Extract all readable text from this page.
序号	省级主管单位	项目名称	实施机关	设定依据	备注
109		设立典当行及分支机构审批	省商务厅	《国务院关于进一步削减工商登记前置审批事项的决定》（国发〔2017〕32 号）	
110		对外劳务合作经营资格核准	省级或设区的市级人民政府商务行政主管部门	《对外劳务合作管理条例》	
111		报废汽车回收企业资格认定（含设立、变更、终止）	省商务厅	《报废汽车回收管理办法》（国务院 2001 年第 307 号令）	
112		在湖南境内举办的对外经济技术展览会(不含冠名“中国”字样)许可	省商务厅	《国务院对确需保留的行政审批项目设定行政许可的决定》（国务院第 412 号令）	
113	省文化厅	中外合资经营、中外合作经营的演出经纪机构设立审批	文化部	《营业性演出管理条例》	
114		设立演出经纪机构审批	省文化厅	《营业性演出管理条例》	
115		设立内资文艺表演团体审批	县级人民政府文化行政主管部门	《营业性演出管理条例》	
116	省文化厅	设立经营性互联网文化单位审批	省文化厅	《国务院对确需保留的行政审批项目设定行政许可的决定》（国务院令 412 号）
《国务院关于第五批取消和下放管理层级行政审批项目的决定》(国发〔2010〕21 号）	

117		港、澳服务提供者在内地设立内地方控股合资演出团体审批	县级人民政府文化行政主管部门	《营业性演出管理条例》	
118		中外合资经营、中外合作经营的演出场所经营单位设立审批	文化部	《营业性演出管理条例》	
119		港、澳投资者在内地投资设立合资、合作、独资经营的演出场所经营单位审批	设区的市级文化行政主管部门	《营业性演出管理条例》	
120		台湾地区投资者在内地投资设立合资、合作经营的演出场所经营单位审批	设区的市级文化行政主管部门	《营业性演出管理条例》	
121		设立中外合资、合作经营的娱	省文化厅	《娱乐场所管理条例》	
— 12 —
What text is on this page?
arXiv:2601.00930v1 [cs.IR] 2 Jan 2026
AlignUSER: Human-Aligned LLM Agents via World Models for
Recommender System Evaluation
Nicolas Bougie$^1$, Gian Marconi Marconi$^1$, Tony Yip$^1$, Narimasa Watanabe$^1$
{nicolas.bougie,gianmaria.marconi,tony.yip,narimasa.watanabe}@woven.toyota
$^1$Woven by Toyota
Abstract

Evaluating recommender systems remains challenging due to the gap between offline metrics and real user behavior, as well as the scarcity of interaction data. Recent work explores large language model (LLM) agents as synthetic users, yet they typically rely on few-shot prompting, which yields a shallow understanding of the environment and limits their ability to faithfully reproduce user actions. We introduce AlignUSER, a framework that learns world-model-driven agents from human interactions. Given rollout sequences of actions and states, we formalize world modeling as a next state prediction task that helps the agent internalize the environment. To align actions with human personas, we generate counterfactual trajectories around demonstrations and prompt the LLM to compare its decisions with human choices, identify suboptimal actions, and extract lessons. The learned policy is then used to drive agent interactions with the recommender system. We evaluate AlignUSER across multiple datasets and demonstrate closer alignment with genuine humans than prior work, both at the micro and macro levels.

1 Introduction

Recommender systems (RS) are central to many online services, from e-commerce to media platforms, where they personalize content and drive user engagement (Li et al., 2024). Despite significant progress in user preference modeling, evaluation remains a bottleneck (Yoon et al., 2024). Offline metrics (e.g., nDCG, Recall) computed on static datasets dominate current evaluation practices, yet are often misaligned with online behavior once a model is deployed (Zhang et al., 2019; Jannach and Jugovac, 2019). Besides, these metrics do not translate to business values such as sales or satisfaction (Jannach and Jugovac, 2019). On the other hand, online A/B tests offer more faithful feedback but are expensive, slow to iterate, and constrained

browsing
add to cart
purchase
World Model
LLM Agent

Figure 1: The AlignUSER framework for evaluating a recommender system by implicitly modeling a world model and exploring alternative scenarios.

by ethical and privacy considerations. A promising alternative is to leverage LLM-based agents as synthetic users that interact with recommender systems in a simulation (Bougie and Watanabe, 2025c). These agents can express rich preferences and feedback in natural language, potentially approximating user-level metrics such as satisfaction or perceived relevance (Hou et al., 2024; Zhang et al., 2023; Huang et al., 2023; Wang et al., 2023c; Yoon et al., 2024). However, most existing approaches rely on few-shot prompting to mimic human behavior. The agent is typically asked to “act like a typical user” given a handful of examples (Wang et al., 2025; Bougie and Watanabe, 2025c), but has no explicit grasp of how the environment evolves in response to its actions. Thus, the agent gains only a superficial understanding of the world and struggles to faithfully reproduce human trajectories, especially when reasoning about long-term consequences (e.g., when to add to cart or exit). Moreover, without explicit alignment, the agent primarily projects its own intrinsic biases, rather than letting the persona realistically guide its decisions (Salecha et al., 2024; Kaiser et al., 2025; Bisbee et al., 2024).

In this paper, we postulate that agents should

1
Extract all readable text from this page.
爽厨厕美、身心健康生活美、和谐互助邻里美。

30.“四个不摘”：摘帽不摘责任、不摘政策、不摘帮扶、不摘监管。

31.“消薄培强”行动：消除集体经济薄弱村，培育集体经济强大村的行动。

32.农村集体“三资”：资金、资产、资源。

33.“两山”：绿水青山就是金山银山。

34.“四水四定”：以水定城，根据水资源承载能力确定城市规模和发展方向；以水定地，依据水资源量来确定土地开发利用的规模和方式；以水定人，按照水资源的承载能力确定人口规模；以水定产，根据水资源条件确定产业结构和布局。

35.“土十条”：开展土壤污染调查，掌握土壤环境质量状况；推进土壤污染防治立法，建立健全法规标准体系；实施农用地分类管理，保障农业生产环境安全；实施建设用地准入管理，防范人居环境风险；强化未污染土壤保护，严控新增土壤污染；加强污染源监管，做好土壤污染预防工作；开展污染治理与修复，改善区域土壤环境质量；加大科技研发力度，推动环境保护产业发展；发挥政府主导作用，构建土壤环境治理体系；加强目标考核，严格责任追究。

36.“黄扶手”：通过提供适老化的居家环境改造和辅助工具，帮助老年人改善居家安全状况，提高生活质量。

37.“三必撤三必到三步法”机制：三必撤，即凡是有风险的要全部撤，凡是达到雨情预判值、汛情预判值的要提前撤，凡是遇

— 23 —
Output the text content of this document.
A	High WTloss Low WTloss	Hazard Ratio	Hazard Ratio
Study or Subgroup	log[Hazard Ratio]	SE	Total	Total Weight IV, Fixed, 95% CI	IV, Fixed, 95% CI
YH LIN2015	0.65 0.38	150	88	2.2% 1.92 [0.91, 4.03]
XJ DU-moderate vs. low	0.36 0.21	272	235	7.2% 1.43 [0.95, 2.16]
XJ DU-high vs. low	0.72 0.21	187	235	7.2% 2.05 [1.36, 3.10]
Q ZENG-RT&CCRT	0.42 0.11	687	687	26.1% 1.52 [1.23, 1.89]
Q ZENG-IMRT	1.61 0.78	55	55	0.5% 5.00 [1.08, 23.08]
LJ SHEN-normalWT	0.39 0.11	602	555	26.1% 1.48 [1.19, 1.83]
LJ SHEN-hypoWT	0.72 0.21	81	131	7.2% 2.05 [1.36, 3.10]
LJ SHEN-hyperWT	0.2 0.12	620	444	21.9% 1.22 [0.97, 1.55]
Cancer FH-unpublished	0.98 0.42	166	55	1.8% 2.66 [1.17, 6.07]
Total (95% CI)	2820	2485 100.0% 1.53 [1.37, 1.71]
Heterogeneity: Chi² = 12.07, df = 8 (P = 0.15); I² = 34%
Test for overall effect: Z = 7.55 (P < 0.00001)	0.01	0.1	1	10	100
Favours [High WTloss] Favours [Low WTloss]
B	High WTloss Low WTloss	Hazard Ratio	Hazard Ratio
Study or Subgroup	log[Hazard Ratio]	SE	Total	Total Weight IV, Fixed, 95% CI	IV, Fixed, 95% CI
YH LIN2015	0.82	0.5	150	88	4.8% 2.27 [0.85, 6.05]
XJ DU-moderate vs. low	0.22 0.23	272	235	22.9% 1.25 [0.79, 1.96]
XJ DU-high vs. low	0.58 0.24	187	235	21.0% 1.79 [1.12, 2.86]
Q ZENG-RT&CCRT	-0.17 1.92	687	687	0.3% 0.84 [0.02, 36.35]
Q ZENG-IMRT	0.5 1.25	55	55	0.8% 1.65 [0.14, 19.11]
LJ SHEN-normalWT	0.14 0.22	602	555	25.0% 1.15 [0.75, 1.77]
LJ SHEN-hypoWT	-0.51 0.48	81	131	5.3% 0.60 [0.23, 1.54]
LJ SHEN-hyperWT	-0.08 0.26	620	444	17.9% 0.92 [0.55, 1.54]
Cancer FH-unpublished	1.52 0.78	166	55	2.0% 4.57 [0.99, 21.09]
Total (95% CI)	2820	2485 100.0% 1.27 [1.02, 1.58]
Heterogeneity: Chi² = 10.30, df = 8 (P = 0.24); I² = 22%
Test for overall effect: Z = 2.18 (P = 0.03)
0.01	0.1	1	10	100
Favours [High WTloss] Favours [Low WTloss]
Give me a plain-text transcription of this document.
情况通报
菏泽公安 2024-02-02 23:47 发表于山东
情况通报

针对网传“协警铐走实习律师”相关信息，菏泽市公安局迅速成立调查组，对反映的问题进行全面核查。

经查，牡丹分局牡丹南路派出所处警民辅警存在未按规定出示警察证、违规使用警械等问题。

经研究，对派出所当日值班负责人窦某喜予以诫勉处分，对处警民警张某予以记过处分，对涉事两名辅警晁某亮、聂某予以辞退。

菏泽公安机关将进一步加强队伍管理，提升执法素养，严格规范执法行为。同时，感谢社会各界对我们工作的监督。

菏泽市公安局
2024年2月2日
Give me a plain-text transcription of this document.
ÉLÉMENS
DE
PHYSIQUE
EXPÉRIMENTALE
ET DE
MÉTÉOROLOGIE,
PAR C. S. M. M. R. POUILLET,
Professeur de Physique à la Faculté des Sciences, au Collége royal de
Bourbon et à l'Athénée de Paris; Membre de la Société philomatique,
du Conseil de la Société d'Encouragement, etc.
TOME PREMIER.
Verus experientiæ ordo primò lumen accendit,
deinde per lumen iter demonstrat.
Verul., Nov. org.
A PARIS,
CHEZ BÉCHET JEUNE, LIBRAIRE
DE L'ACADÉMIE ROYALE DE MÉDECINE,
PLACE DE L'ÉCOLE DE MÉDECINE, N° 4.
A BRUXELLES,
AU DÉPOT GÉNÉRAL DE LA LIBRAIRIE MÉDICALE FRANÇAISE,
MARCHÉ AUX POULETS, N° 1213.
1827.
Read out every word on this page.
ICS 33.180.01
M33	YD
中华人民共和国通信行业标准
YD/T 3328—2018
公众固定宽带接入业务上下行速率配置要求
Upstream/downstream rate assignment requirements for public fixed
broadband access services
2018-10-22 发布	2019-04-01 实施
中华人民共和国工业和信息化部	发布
───
The answer is one number: how many lines of the material above contain "CCRT".

2